WHAT IS EXPECTED
Find the lines that hold "Right". Report only how many there are.
★ ★ ★ ★
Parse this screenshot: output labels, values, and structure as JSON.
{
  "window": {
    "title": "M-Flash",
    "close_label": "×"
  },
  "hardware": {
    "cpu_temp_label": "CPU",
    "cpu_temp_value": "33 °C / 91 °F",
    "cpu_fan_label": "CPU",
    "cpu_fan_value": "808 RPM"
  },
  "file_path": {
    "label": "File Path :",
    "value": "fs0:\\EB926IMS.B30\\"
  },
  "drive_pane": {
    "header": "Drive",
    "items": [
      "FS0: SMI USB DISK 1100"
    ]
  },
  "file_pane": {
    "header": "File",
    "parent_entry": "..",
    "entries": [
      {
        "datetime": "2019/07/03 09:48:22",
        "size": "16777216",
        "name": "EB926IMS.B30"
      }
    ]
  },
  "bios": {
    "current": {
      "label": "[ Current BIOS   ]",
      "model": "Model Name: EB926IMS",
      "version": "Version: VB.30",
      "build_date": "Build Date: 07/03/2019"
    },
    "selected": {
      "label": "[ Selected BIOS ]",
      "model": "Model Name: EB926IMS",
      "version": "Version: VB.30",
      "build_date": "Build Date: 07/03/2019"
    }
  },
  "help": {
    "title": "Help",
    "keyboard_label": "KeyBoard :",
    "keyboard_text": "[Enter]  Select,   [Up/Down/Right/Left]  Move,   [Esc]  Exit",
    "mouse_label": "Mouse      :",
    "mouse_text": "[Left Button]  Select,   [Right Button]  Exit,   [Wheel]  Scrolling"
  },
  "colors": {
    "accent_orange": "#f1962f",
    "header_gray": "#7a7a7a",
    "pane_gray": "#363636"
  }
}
★ ★ ★ ★
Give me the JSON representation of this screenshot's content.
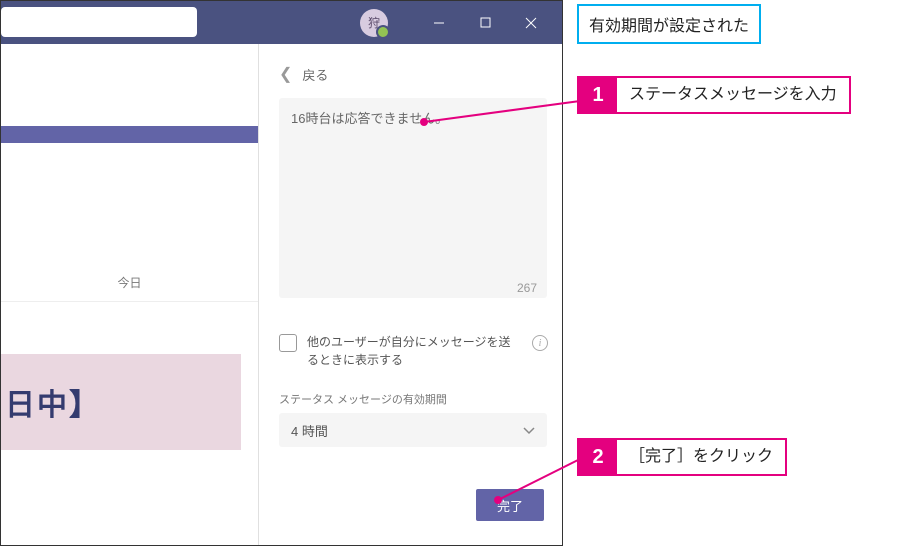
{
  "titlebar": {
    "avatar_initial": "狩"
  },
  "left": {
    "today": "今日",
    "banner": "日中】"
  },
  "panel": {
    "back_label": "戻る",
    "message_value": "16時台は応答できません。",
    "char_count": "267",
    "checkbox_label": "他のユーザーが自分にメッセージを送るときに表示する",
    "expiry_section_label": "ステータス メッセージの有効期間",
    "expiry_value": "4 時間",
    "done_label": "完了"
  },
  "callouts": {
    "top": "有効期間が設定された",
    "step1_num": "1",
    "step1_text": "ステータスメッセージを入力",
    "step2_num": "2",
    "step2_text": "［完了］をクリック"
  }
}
★ ★ ★ ★
ANSWER FOR THE TASK
2